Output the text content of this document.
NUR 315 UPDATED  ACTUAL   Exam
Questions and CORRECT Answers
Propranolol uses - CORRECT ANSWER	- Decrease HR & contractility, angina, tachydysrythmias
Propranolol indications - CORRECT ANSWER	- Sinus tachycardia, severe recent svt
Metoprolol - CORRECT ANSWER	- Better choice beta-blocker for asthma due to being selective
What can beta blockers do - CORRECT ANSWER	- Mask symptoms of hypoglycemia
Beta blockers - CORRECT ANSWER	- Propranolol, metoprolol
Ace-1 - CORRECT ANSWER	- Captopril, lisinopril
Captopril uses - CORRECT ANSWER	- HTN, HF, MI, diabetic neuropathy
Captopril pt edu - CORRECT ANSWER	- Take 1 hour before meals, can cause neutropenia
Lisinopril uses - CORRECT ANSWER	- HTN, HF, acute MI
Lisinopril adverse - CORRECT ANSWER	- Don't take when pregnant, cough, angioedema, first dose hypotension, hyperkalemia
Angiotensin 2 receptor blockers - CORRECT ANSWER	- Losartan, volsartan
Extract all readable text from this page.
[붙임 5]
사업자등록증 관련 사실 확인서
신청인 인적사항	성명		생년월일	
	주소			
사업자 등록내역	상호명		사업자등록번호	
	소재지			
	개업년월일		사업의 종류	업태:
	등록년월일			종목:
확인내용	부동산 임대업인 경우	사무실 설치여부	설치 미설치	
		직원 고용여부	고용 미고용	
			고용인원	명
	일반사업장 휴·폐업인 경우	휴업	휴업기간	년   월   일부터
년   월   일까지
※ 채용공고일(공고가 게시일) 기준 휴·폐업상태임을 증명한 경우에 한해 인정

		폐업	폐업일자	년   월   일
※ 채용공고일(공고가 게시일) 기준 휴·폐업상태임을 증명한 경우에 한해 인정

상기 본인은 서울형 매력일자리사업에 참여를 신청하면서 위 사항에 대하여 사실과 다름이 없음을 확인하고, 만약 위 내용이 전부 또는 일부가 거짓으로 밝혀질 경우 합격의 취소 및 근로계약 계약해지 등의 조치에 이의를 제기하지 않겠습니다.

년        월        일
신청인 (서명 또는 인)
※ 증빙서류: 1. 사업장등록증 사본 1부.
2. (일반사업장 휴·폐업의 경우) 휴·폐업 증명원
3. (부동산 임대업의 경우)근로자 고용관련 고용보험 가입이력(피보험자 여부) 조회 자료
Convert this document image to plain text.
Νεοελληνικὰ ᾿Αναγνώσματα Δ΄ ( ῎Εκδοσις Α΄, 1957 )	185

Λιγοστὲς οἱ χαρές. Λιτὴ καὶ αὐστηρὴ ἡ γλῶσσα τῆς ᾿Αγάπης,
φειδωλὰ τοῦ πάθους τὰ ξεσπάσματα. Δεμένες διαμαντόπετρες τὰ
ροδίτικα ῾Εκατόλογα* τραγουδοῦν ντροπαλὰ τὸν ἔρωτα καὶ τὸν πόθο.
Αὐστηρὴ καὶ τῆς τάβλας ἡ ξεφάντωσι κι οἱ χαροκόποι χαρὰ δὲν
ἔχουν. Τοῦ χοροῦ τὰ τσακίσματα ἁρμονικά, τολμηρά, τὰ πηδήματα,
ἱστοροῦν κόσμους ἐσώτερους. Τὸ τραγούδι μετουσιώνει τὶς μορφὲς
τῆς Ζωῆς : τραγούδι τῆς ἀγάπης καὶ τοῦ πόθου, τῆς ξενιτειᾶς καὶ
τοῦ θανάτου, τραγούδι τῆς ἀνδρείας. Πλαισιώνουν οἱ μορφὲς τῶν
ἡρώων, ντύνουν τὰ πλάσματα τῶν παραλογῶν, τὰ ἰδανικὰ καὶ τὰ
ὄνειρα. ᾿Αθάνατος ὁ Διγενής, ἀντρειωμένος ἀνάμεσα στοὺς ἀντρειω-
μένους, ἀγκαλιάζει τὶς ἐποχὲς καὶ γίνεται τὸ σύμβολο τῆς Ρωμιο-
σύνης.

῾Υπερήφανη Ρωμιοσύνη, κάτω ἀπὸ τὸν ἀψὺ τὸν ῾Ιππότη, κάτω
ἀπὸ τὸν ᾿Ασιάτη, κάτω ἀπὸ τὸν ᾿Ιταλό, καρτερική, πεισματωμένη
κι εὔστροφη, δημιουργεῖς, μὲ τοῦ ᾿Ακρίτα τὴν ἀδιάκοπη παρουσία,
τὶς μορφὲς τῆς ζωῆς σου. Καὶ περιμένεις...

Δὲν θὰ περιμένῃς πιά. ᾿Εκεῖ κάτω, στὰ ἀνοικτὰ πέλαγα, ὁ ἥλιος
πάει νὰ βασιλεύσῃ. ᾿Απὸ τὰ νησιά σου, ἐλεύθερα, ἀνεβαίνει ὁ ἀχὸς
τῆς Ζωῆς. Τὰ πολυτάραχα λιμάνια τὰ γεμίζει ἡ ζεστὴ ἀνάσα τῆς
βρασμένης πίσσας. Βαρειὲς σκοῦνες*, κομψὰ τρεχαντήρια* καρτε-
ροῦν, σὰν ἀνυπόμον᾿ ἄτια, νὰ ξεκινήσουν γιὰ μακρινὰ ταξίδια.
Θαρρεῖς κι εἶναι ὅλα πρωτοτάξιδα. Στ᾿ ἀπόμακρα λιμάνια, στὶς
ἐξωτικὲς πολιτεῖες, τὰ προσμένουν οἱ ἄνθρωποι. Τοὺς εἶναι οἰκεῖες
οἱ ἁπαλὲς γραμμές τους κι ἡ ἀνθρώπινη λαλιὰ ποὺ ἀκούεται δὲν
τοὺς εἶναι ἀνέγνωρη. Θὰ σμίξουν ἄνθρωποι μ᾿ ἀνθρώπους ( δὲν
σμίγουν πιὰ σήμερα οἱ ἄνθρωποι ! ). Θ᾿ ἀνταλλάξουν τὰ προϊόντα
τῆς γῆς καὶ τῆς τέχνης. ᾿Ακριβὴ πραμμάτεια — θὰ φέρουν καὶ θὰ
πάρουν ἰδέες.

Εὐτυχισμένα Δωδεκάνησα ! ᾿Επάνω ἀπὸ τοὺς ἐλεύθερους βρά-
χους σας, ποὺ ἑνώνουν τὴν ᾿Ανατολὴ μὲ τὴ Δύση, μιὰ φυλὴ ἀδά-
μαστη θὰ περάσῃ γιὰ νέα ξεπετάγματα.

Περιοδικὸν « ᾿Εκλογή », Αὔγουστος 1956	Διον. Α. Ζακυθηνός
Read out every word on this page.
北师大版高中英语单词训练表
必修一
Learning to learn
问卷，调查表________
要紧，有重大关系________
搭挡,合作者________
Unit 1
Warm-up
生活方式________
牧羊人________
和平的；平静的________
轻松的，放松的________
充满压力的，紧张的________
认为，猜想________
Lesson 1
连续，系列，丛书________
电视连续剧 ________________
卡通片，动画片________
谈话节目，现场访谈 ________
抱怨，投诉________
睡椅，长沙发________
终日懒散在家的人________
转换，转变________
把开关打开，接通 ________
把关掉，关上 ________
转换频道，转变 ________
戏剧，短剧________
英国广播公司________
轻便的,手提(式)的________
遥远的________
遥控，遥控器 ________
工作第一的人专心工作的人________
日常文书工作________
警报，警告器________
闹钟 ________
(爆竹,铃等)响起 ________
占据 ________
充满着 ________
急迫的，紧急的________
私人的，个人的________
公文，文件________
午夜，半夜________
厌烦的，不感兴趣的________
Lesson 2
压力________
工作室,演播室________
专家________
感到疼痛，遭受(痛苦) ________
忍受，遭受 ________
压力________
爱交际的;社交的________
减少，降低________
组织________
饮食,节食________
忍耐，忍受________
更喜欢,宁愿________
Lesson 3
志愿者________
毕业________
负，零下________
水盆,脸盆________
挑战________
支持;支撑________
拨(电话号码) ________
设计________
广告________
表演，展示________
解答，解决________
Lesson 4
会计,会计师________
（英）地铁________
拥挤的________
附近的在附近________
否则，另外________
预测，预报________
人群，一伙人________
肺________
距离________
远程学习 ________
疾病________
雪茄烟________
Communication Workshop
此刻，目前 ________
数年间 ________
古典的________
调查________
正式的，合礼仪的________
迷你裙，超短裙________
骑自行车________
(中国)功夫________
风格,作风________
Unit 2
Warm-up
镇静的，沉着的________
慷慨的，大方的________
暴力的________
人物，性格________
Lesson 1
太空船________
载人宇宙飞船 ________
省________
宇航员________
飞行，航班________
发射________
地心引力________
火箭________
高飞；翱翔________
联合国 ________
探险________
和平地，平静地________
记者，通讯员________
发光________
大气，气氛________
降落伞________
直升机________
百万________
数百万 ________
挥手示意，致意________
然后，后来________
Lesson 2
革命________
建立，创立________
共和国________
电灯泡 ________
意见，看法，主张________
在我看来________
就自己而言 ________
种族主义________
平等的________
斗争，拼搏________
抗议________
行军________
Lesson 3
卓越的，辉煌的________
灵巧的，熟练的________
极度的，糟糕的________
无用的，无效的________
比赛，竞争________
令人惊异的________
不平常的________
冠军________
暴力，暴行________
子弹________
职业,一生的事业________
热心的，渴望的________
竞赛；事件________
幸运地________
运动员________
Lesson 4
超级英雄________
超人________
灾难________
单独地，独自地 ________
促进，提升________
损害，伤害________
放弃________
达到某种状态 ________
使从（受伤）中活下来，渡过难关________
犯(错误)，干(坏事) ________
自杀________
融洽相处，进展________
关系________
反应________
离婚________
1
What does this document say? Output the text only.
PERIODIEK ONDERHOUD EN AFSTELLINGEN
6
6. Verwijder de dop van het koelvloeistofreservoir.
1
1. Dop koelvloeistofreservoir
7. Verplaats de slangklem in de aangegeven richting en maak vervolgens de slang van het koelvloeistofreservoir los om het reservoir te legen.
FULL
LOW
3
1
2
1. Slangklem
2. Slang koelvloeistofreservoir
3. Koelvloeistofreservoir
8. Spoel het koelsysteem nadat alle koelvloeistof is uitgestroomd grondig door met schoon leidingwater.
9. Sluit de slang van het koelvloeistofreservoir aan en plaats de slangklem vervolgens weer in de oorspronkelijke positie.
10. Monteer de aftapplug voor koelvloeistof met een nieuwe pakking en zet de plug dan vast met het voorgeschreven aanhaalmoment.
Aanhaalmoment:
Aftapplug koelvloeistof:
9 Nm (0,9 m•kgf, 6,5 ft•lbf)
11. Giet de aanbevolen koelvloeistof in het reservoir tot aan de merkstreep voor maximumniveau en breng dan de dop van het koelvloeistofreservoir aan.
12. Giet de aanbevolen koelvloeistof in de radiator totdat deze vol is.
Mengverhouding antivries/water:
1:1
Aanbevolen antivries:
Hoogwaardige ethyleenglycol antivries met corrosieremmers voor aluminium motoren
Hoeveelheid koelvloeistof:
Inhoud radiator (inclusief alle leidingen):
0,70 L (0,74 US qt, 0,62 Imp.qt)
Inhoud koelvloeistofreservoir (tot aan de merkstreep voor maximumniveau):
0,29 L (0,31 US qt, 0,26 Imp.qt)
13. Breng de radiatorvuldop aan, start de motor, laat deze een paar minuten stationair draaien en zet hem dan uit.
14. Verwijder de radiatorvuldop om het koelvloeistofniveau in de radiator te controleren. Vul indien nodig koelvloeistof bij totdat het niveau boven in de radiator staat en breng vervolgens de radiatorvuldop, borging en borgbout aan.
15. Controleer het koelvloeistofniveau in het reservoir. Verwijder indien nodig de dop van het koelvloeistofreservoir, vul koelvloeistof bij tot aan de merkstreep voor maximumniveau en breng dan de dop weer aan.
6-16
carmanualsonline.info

- [Exercise instructions] Look through the data and gather every line with the string "Propranolol" in it.

- [Response to this exercise]
Propranolol uses - CORRECT ANSWER	- Decrease HR & contractility, angina, tachydysrythmias
Propranolol indications - CORRECT ANSWER	- Sinus tachycardia, severe recent svt
Beta blockers - CORRECT ANSWER	- Propranolol, metoprolol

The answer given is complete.